**Direction**
Quote word for word the lines starting at the line with "What data populates" and ending at the final line of the entries. Leave out any pictures.

[Dataset listings of figures]
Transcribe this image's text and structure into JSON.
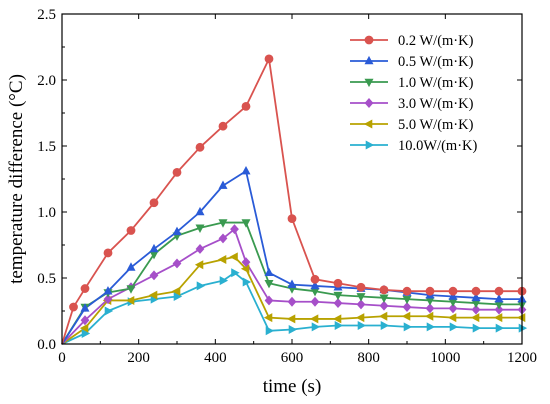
{
  "chart_data": {
    "type": "line",
    "xlabel": "time (s)",
    "ylabel": "temperature difference (°C)",
    "xlim": [
      0,
      1200
    ],
    "ylim": [
      0,
      2.5
    ],
    "xticks": [
      0,
      200,
      400,
      600,
      800,
      1000,
      1200
    ],
    "yticks": [
      0.0,
      0.5,
      1.0,
      1.5,
      2.0,
      2.5
    ],
    "xtick_labels": [
      "0",
      "200",
      "400",
      "600",
      "800",
      "1000",
      "1200"
    ],
    "ytick_labels": [
      "0.0",
      "0.5",
      "1.0",
      "1.5",
      "2.0",
      "2.5"
    ],
    "grid": false,
    "legend_position": "top-right",
    "series": [
      {
        "name": "0.2 W/(m·K)",
        "color": "#d9534f",
        "marker": "circle",
        "x": [
          0,
          30,
          60,
          120,
          180,
          240,
          300,
          360,
          420,
          480,
          540,
          600,
          660,
          720,
          780,
          840,
          900,
          960,
          1020,
          1080,
          1140,
          1200
        ],
        "y": [
          0,
          0.28,
          0.42,
          0.69,
          0.86,
          1.07,
          1.3,
          1.49,
          1.65,
          1.8,
          2.16,
          0.95,
          0.49,
          0.46,
          0.43,
          0.41,
          0.4,
          0.4,
          0.4,
          0.4,
          0.4,
          0.4
        ]
      },
      {
        "name": "0.5 W/(m·K)",
        "color": "#2a5bd7",
        "marker": "triangle-up",
        "x": [
          0,
          60,
          120,
          180,
          240,
          300,
          360,
          420,
          480,
          540,
          600,
          660,
          720,
          780,
          840,
          900,
          960,
          1020,
          1080,
          1140,
          1200
        ],
        "y": [
          0,
          0.27,
          0.4,
          0.58,
          0.72,
          0.85,
          1.0,
          1.2,
          1.31,
          0.54,
          0.45,
          0.44,
          0.43,
          0.42,
          0.41,
          0.39,
          0.37,
          0.36,
          0.35,
          0.34,
          0.34
        ]
      },
      {
        "name": "1.0 W/(m·K)",
        "color": "#3a9a50",
        "marker": "triangle-down",
        "x": [
          0,
          60,
          120,
          180,
          240,
          300,
          360,
          420,
          480,
          540,
          600,
          660,
          720,
          780,
          840,
          900,
          960,
          1020,
          1080,
          1140,
          1200
        ],
        "y": [
          0,
          0.28,
          0.39,
          0.42,
          0.68,
          0.82,
          0.88,
          0.92,
          0.92,
          0.46,
          0.42,
          0.4,
          0.37,
          0.36,
          0.35,
          0.34,
          0.33,
          0.32,
          0.31,
          0.3,
          0.3
        ]
      },
      {
        "name": "3.0 W/(m·K)",
        "color": "#a64fc9",
        "marker": "diamond",
        "x": [
          0,
          60,
          120,
          180,
          240,
          300,
          360,
          420,
          450,
          480,
          540,
          600,
          660,
          720,
          780,
          840,
          900,
          960,
          1020,
          1080,
          1140,
          1200
        ],
        "y": [
          0,
          0.18,
          0.34,
          0.43,
          0.52,
          0.61,
          0.72,
          0.8,
          0.87,
          0.62,
          0.33,
          0.32,
          0.32,
          0.31,
          0.3,
          0.29,
          0.28,
          0.27,
          0.27,
          0.26,
          0.26,
          0.26
        ]
      },
      {
        "name": "5.0 W/(m·K)",
        "color": "#b8a200",
        "marker": "triangle-left",
        "x": [
          0,
          60,
          120,
          180,
          240,
          300,
          360,
          420,
          450,
          480,
          540,
          600,
          660,
          720,
          780,
          840,
          900,
          960,
          1020,
          1080,
          1140,
          1200
        ],
        "y": [
          0,
          0.12,
          0.33,
          0.33,
          0.37,
          0.4,
          0.6,
          0.64,
          0.66,
          0.57,
          0.2,
          0.19,
          0.19,
          0.19,
          0.2,
          0.21,
          0.21,
          0.21,
          0.2,
          0.2,
          0.2,
          0.2
        ]
      },
      {
        "name": "10.0W/(m·K)",
        "color": "#2ab0d0",
        "marker": "triangle-right",
        "x": [
          0,
          60,
          120,
          180,
          240,
          300,
          360,
          420,
          450,
          480,
          540,
          600,
          660,
          720,
          780,
          840,
          900,
          960,
          1020,
          1080,
          1140,
          1200
        ],
        "y": [
          0,
          0.08,
          0.25,
          0.32,
          0.34,
          0.36,
          0.44,
          0.48,
          0.54,
          0.47,
          0.1,
          0.11,
          0.13,
          0.14,
          0.14,
          0.14,
          0.13,
          0.13,
          0.13,
          0.12,
          0.12,
          0.12
        ]
      }
    ]
  }
}
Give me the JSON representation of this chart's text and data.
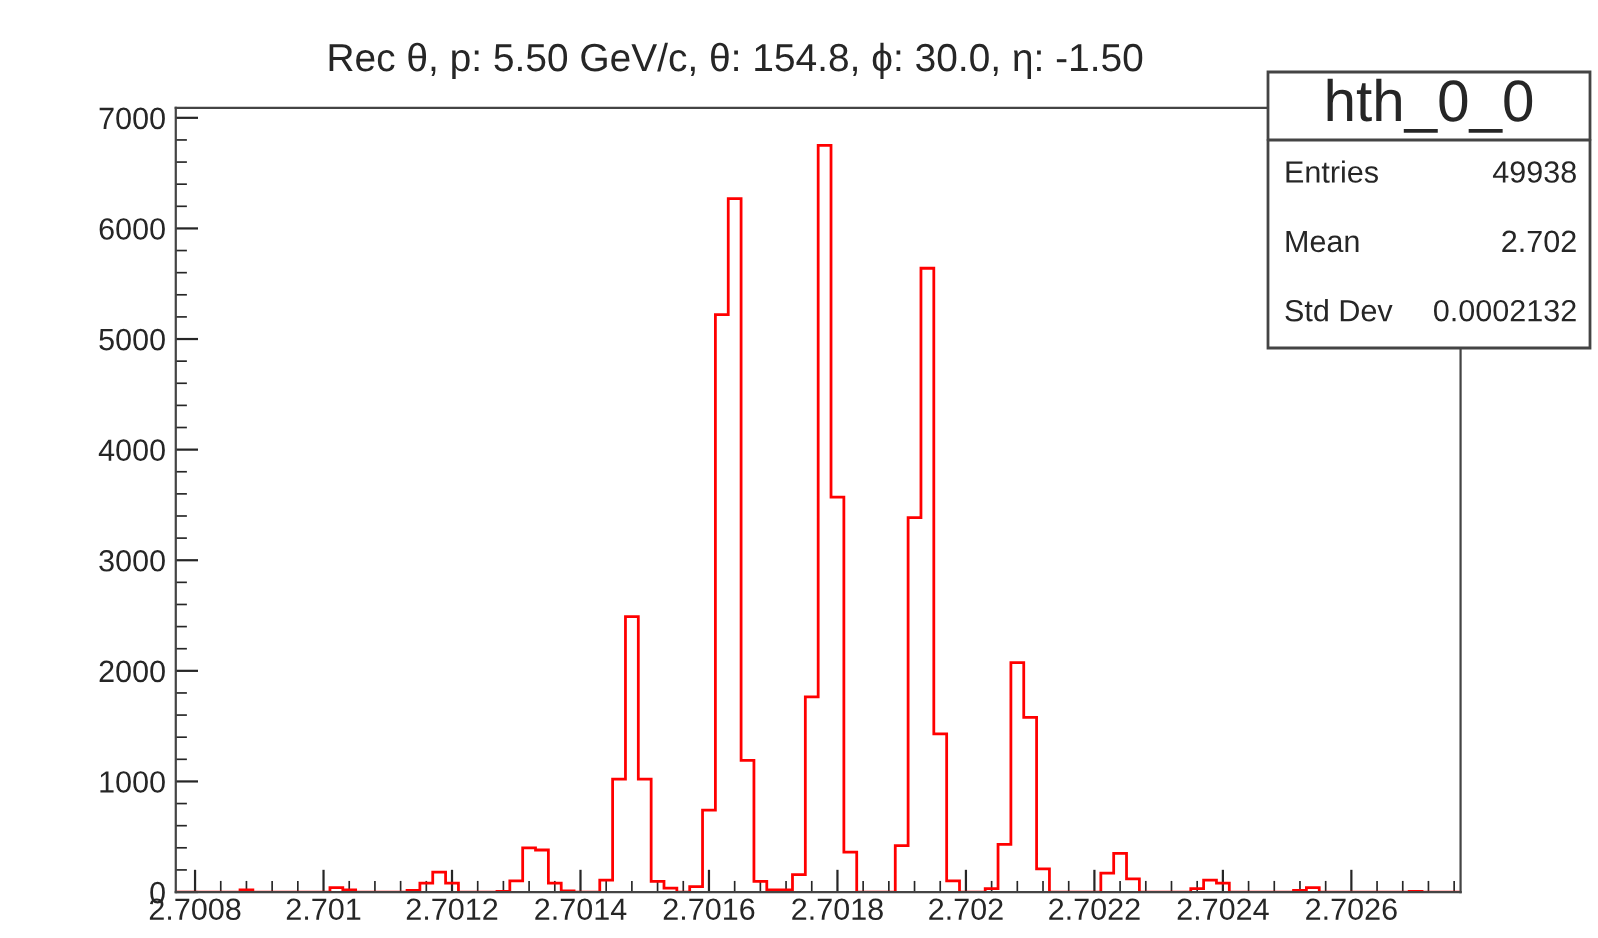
{
  "chart_data": {
    "type": "histogram",
    "title": "Rec θ, p: 5.50 GeV/c, θ: 154.8, ϕ: 30.0, η: -1.50",
    "bins": [
      2.70077,
      2.70079,
      2.70081,
      2.70083,
      2.70085,
      2.70087,
      2.70089,
      2.70091,
      2.70093,
      2.70095,
      2.70097,
      2.70099,
      2.70101,
      2.70103,
      2.70105,
      2.70107,
      2.70109,
      2.70111,
      2.70113,
      2.70115,
      2.70117,
      2.70119,
      2.70121,
      2.70123,
      2.70125,
      2.70127,
      2.70129,
      2.70131,
      2.70133,
      2.70135,
      2.70137,
      2.70139,
      2.70141,
      2.70143,
      2.70145,
      2.70147,
      2.70149,
      2.70151,
      2.70153,
      2.70155,
      2.70157,
      2.70159,
      2.70161,
      2.70163,
      2.70165,
      2.70167,
      2.70169,
      2.70171,
      2.70173,
      2.70175,
      2.70177,
      2.70179,
      2.70181,
      2.70183,
      2.70185,
      2.70187,
      2.70189,
      2.70191,
      2.70193,
      2.70195,
      2.70197,
      2.70199,
      2.70201,
      2.70203,
      2.70205,
      2.70207,
      2.70209,
      2.70211,
      2.70213,
      2.70215,
      2.70217,
      2.70219,
      2.70221,
      2.70223,
      2.70225,
      2.70227,
      2.70229,
      2.70231,
      2.70233,
      2.70235,
      2.70237,
      2.70239,
      2.70241,
      2.70243,
      2.70245,
      2.70247,
      2.70249,
      2.70251,
      2.70253,
      2.70255,
      2.70257,
      2.70259,
      2.70261,
      2.70263,
      2.70265,
      2.70267,
      2.70269,
      2.70271,
      2.70273,
      2.70275,
      2.70277
    ],
    "values": [
      0,
      0,
      0,
      0,
      0,
      20,
      0,
      0,
      0,
      0,
      0,
      0,
      40,
      20,
      0,
      0,
      0,
      0,
      15,
      80,
      180,
      80,
      0,
      0,
      0,
      5,
      100,
      400,
      380,
      80,
      10,
      0,
      0,
      108,
      1020,
      2490,
      1020,
      96,
      36,
      0,
      48,
      740,
      5220,
      6270,
      1190,
      96,
      20,
      20,
      157,
      1765,
      6750,
      3570,
      360,
      0,
      0,
      0,
      420,
      3385,
      5640,
      1430,
      100,
      0,
      0,
      30,
      430,
      2075,
      1580,
      210,
      0,
      0,
      0,
      0,
      170,
      350,
      120,
      0,
      0,
      0,
      0,
      30,
      108,
      80,
      0,
      0,
      0,
      0,
      0,
      15,
      40,
      0,
      0,
      0,
      0,
      0,
      0,
      0,
      5,
      0,
      0,
      0
    ],
    "color": "#ff0000",
    "xlim": [
      2.70077,
      2.70277
    ],
    "xticks": [
      {
        "value": 2.7008,
        "label": "2.7008"
      },
      {
        "value": 2.701,
        "label": "2.701"
      },
      {
        "value": 2.7012,
        "label": "2.7012"
      },
      {
        "value": 2.7014,
        "label": "2.7014"
      },
      {
        "value": 2.7016,
        "label": "2.7016"
      },
      {
        "value": 2.7018,
        "label": "2.7018"
      },
      {
        "value": 2.702,
        "label": "2.702"
      },
      {
        "value": 2.7022,
        "label": "2.7022"
      },
      {
        "value": 2.7024,
        "label": "2.7024"
      },
      {
        "value": 2.7026,
        "label": "2.7026"
      }
    ],
    "ylim": [
      0,
      7090
    ],
    "yticks": [
      0,
      1000,
      2000,
      3000,
      4000,
      5000,
      6000,
      7000
    ],
    "annotations": [
      "hth_0_0",
      "Entries",
      "49938",
      "Mean",
      "2.702",
      "Std Dev",
      "0.0002132"
    ]
  }
}
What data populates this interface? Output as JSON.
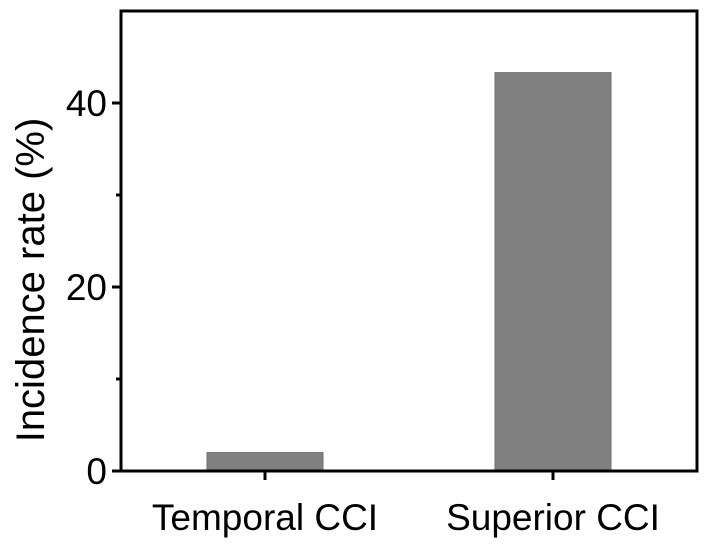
{
  "chart_data": {
    "type": "bar",
    "categories": [
      "Temporal CCI",
      "Superior CCI"
    ],
    "values": [
      2,
      43.3
    ],
    "title": "",
    "xlabel": "",
    "ylabel": "Incidence rate (%)",
    "ylim": [
      0,
      50
    ],
    "yticks": [
      0,
      20,
      40
    ],
    "ytick_labels": [
      "0",
      "20",
      "40"
    ],
    "minor_yticks": [
      10,
      30
    ],
    "grid": false,
    "legend": "none",
    "colors": {
      "bar": "#808080",
      "bar_edge": "#6e6e6e",
      "axis": "#000000",
      "background": "#ffffff"
    }
  }
}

**In response**
What data populates this interface? Output as JSON.
{
  "chart_data": {
    "type": "bar",
    "categories": [
      "Temporal CCI",
      "Superior CCI"
    ],
    "values": [
      2,
      43.3
    ],
    "title": "",
    "xlabel": "",
    "ylabel": "Incidence rate (%)",
    "ylim": [
      0,
      50
    ],
    "yticks": [
      0,
      20,
      40
    ],
    "ytick_labels": [
      "0",
      "20",
      "40"
    ],
    "minor_yticks": [
      10,
      30
    ],
    "grid": false,
    "legend": "none",
    "colors": {
      "bar": "#808080",
      "bar_edge": "#6e6e6e",
      "axis": "#000000",
      "background": "#ffffff"
    }
  }
}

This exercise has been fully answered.